Exercise description: Find every line of the listing below where "Residual" appears, and copy it.

>> BEGIN

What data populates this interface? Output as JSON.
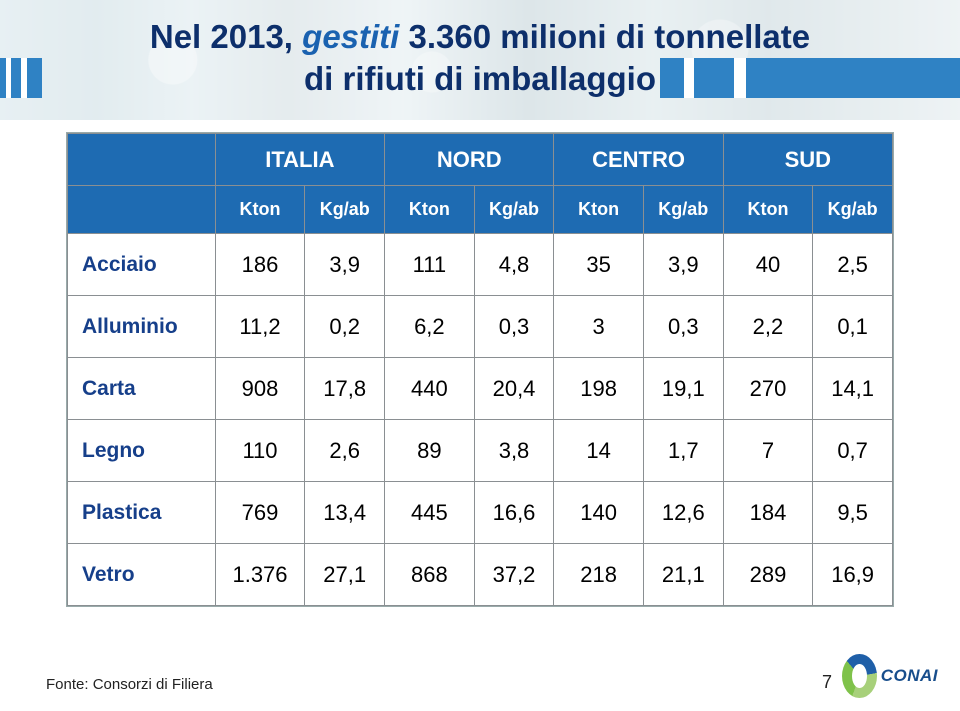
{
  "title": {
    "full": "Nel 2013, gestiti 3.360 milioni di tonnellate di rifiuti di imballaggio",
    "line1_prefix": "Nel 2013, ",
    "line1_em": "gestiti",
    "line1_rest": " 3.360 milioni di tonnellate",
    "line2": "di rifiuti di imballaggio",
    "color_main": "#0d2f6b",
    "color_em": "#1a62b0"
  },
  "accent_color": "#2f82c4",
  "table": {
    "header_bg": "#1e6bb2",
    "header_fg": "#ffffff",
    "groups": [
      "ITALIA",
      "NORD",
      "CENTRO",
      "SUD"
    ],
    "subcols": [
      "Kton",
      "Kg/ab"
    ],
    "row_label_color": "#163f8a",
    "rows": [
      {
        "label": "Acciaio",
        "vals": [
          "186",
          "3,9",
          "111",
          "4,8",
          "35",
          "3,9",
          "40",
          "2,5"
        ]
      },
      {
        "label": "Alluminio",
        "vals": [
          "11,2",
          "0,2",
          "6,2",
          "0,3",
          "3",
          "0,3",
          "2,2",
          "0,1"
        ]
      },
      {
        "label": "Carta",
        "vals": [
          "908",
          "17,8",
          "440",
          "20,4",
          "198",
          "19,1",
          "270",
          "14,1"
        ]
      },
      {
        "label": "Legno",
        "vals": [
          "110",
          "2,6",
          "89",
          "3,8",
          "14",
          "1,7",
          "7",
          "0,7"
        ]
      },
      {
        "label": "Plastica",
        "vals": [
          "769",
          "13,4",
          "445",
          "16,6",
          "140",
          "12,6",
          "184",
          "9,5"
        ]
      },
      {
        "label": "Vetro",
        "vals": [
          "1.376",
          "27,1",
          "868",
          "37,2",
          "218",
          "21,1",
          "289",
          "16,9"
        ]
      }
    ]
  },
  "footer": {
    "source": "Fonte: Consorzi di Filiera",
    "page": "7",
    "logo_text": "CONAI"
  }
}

>> END
>> BEGIN

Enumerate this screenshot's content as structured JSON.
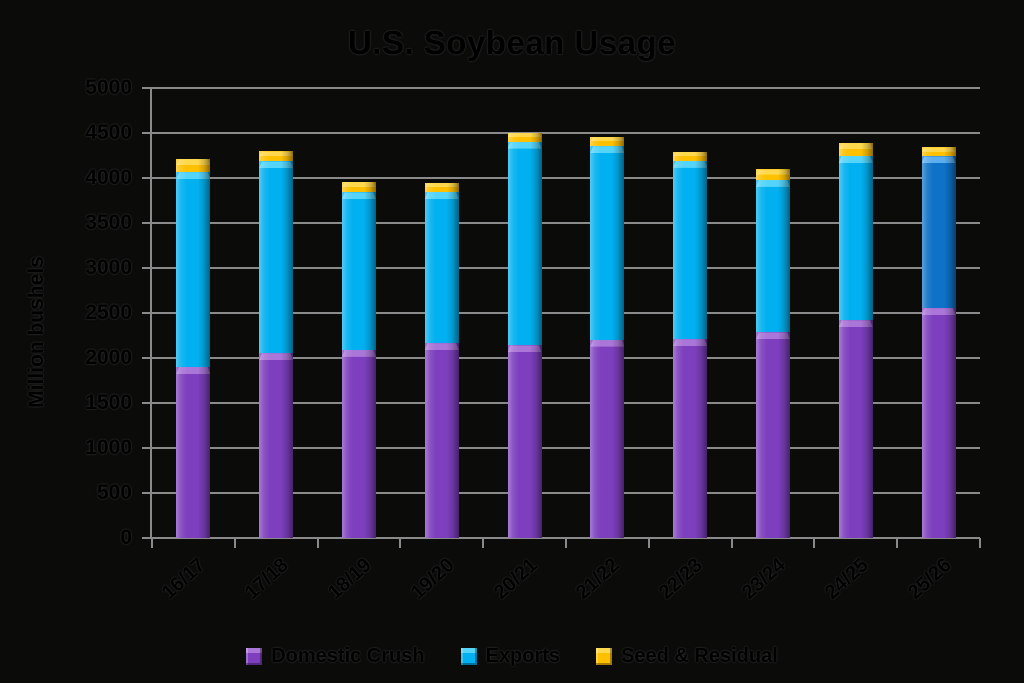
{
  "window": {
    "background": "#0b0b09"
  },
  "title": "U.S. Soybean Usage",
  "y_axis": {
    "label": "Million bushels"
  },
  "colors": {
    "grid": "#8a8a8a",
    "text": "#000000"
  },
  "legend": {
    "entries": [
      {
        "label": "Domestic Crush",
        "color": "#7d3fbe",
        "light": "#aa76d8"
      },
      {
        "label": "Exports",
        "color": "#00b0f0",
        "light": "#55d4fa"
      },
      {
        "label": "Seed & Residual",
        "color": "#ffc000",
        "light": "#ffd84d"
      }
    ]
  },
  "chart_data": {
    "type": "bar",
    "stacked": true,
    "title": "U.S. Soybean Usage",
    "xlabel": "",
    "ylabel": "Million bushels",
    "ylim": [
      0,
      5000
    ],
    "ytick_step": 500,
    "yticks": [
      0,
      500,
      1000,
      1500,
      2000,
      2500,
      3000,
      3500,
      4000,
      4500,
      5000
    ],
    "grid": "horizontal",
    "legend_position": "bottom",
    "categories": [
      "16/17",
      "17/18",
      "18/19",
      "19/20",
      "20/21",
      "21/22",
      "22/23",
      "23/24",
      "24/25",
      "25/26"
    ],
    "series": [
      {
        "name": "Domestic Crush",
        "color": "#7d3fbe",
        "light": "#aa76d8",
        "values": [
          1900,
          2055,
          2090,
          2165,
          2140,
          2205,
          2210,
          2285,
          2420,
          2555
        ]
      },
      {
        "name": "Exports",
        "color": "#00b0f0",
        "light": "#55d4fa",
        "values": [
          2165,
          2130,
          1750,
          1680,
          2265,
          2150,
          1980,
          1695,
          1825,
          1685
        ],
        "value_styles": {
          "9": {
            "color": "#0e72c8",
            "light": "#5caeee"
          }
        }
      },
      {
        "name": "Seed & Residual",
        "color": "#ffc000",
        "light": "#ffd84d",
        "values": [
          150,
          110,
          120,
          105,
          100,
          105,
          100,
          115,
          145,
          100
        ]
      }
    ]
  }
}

>> END
>> BEGIN

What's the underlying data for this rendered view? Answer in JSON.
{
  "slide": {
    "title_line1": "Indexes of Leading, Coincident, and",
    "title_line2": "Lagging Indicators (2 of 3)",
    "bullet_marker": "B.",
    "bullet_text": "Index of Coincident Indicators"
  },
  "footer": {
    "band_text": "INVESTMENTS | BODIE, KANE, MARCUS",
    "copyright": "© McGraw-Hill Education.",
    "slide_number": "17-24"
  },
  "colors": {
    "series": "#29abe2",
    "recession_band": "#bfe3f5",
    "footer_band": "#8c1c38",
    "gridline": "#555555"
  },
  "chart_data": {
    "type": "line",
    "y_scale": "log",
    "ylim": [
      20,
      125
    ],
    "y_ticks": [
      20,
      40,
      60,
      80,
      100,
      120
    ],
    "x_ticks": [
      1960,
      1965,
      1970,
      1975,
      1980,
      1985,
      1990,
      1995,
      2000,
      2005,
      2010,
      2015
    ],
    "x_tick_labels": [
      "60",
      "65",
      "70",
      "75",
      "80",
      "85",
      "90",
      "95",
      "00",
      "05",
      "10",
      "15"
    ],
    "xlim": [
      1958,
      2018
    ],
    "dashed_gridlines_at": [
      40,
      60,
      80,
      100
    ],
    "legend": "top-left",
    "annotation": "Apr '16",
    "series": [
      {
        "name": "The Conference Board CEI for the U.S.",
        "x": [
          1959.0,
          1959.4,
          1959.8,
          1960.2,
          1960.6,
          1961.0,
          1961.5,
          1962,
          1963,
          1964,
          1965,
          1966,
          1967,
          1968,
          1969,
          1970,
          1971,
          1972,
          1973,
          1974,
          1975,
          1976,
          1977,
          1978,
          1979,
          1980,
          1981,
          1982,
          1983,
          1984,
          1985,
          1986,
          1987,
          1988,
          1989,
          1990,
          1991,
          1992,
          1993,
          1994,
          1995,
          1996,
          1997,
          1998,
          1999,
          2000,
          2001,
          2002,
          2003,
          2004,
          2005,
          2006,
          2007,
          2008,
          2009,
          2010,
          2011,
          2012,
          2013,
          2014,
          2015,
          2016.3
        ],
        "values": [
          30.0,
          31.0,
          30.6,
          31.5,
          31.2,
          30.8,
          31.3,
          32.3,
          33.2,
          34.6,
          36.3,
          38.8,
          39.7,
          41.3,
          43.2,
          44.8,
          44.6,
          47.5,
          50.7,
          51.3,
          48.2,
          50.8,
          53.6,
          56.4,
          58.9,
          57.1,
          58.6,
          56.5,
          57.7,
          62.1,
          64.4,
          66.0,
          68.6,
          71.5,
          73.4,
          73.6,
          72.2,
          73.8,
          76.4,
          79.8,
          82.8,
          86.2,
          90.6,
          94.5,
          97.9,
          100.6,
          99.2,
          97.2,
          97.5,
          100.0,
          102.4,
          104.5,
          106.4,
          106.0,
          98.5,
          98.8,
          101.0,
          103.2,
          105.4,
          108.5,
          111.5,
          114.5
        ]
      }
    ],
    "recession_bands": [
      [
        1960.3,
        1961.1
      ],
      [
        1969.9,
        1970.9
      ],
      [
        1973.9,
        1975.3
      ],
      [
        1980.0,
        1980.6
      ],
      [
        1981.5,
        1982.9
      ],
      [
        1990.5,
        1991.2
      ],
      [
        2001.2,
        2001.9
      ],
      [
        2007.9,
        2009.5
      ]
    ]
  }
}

>> END

Task solution:
        "label": "Seed & Residual",
        "name": "Seed & Residual",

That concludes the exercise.